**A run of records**
────

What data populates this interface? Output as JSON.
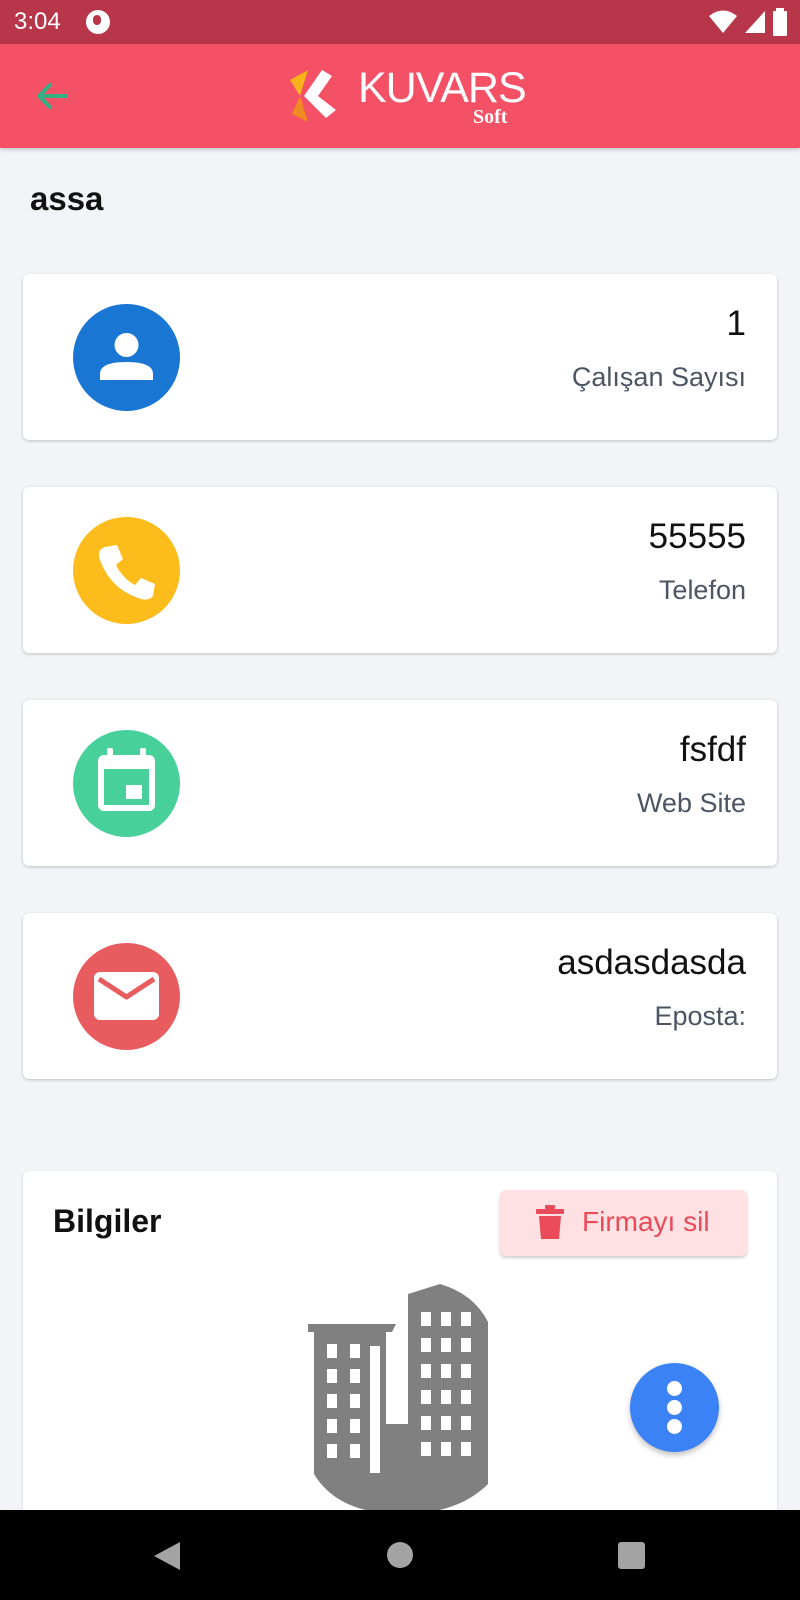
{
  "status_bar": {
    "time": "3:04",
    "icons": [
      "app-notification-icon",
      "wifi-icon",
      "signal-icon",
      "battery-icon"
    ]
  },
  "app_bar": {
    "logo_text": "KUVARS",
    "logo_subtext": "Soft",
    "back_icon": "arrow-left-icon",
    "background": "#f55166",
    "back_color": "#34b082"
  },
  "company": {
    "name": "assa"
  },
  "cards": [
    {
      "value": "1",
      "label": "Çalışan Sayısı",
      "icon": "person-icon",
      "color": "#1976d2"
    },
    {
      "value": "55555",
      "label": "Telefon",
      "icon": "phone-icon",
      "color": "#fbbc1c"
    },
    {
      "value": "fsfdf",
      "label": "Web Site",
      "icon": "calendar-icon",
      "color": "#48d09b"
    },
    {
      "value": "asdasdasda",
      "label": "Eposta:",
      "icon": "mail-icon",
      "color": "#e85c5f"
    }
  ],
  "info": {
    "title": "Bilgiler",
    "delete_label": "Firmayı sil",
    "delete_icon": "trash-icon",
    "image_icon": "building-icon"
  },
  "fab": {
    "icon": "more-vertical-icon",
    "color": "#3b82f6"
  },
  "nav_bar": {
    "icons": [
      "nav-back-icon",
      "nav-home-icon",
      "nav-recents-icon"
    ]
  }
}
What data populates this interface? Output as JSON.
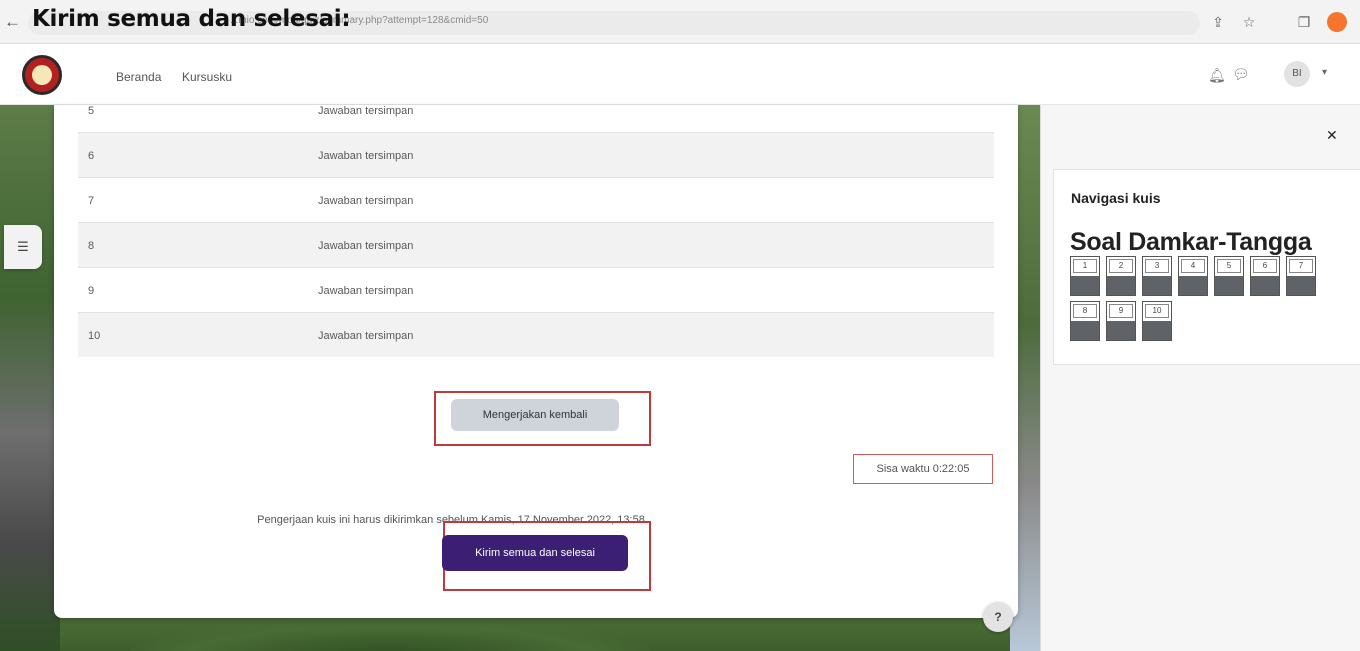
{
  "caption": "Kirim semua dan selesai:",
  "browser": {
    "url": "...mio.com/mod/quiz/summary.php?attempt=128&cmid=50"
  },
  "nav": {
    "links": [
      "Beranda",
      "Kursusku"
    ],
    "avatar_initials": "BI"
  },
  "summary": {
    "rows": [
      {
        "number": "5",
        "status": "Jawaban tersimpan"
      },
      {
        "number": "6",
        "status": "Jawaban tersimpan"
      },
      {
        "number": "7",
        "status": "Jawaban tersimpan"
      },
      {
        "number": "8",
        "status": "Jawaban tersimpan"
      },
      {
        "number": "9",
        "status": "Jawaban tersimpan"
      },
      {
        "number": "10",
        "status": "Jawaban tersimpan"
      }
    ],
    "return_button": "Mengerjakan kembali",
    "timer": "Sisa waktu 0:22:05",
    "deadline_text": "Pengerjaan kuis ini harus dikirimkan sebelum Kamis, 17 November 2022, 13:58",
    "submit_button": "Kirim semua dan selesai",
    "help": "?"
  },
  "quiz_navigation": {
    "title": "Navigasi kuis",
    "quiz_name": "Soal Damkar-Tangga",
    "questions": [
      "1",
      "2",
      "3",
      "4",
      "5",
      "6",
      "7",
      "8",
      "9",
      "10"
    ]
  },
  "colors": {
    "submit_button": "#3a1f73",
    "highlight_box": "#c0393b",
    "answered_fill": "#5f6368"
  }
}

────

**Direction**
Write out again every line above exactly as given; the pictures do not belong in the copy.

**The output**
What data populates this interface? Output as JSON.
{
  "status_bar": {
    "time": "3:04",
    "icons": [
      "app-notification-icon",
      "wifi-icon",
      "signal-icon",
      "battery-icon"
    ]
  },
  "app_bar": {
    "logo_text": "KUVARS",
    "logo_subtext": "Soft",
    "back_icon": "arrow-left-icon",
    "background": "#f55166",
    "back_color": "#34b082"
  },
  "company": {
    "name": "assa"
  },
  "cards": [
    {
      "value": "1",
      "label": "Çalışan Sayısı",
      "icon": "person-icon",
      "color": "#1976d2"
    },
    {
      "value": "55555",
      "label": "Telefon",
      "icon": "phone-icon",
      "color": "#fbbc1c"
    },
    {
      "value": "fsfdf",
      "label": "Web Site",
      "icon": "calendar-icon",
      "color": "#48d09b"
    },
    {
      "value": "asdasdasda",
      "label": "Eposta:",
      "icon": "mail-icon",
      "color": "#e85c5f"
    }
  ],
  "info": {
    "title": "Bilgiler",
    "delete_label": "Firmayı sil",
    "delete_icon": "trash-icon",
    "image_icon": "building-icon"
  },
  "fab": {
    "icon": "more-vertical-icon",
    "color": "#3b82f6"
  },
  "nav_bar": {
    "icons": [
      "nav-back-icon",
      "nav-home-icon",
      "nav-recents-icon"
    ]
  }
}
What data populates this interface? Output as JSON.
{
  "caption": "Kirim semua dan selesai:",
  "browser": {
    "url": "...mio.com/mod/quiz/summary.php?attempt=128&cmid=50"
  },
  "nav": {
    "links": [
      "Beranda",
      "Kursusku"
    ],
    "avatar_initials": "BI"
  },
  "summary": {
    "rows": [
      {
        "number": "5",
        "status": "Jawaban tersimpan"
      },
      {
        "number": "6",
        "status": "Jawaban tersimpan"
      },
      {
        "number": "7",
        "status": "Jawaban tersimpan"
      },
      {
        "number": "8",
        "status": "Jawaban tersimpan"
      },
      {
        "number": "9",
        "status": "Jawaban tersimpan"
      },
      {
        "number": "10",
        "status": "Jawaban tersimpan"
      }
    ],
    "return_button": "Mengerjakan kembali",
    "timer": "Sisa waktu 0:22:05",
    "deadline_text": "Pengerjaan kuis ini harus dikirimkan sebelum Kamis, 17 November 2022, 13:58",
    "submit_button": "Kirim semua dan selesai",
    "help": "?"
  },
  "quiz_navigation": {
    "title": "Navigasi kuis",
    "quiz_name": "Soal Damkar-Tangga",
    "questions": [
      "1",
      "2",
      "3",
      "4",
      "5",
      "6",
      "7",
      "8",
      "9",
      "10"
    ]
  },
  "colors": {
    "submit_button": "#3a1f73",
    "highlight_box": "#c0393b",
    "answered_fill": "#5f6368"
  }
}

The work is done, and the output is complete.